# START OF STORED RECORDS

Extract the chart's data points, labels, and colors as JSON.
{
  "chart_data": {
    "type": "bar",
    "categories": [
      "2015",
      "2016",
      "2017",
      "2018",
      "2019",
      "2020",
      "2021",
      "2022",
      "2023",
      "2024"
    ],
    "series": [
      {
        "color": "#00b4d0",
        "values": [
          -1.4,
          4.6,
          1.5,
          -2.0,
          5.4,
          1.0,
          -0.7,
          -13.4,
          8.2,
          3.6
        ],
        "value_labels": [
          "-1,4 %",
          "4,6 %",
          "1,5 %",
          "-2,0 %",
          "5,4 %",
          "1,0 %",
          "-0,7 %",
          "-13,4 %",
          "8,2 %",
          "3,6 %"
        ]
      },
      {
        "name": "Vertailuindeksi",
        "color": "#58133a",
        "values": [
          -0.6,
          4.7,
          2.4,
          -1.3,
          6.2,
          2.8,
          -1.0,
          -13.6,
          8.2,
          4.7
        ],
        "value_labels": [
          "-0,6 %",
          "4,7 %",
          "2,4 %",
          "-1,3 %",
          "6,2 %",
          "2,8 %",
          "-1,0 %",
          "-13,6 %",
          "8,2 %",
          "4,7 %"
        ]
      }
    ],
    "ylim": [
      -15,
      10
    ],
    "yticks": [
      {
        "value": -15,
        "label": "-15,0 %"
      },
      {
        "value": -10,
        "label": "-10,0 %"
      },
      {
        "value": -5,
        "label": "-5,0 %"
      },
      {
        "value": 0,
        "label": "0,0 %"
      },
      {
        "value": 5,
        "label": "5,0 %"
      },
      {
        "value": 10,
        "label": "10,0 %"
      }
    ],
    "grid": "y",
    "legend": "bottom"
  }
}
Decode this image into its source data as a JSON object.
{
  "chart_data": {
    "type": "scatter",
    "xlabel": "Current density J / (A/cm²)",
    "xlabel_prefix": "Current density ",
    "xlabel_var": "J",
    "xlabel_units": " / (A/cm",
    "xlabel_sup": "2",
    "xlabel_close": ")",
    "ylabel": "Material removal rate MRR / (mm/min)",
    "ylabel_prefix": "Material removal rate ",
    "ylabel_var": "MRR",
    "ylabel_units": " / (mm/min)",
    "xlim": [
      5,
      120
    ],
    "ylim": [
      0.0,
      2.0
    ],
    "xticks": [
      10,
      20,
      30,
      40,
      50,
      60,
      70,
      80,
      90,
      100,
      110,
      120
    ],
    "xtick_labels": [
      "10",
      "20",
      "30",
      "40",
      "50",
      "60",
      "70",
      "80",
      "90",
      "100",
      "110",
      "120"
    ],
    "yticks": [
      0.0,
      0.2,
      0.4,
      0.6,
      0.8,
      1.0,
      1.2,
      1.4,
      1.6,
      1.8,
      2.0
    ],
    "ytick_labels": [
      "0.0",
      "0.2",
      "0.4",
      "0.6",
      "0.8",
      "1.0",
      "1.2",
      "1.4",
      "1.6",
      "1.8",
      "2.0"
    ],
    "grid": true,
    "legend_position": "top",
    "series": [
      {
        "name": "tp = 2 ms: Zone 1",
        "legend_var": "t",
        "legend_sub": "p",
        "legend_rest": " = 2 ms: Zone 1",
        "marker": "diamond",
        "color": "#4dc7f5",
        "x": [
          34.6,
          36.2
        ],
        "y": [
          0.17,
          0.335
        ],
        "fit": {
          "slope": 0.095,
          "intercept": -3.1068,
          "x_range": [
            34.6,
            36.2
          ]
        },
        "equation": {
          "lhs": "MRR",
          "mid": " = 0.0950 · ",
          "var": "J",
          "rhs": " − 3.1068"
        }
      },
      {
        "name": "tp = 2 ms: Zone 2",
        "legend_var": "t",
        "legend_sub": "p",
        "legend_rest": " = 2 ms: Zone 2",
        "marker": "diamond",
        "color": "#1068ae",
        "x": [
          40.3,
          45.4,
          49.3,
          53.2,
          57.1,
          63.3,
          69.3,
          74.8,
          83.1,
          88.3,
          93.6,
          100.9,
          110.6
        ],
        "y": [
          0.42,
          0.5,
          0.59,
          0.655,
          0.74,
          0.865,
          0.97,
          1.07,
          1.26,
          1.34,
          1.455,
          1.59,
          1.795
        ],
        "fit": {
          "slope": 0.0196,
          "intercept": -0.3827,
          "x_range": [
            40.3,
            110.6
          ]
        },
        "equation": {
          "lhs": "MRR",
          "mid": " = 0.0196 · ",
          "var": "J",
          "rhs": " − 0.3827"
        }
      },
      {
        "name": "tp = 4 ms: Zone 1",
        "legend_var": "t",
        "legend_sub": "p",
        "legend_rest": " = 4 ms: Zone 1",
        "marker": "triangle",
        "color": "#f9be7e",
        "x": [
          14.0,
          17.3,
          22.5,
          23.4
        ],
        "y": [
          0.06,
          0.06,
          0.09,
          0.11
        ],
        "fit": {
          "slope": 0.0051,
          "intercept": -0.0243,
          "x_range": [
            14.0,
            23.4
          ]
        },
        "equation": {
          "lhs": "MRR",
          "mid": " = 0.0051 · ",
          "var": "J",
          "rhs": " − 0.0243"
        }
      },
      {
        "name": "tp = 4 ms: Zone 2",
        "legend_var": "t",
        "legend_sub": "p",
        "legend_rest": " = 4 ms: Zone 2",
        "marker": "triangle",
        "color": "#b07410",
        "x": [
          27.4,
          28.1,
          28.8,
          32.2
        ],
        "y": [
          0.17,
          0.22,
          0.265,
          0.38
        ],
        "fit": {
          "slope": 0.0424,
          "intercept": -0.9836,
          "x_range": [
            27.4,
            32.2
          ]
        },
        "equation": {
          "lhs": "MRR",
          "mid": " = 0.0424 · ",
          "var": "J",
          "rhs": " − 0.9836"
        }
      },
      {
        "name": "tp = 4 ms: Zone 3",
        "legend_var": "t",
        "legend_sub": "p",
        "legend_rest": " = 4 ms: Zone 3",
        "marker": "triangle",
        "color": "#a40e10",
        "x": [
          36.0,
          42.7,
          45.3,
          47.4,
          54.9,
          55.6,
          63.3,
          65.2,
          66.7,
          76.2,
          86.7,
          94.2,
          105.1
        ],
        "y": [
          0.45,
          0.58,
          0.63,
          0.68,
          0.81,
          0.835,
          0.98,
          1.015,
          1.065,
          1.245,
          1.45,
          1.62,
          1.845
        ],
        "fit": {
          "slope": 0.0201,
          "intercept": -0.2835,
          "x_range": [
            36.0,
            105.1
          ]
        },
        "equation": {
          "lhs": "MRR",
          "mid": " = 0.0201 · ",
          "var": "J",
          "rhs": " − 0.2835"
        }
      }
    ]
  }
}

# END OF STORED RECORDS

Where a line above contains the word "rate", copy that line.

    "ylabel": "Material removal rate MRR / (mm/min)",
    "ylabel_prefix": "Material removal rate ",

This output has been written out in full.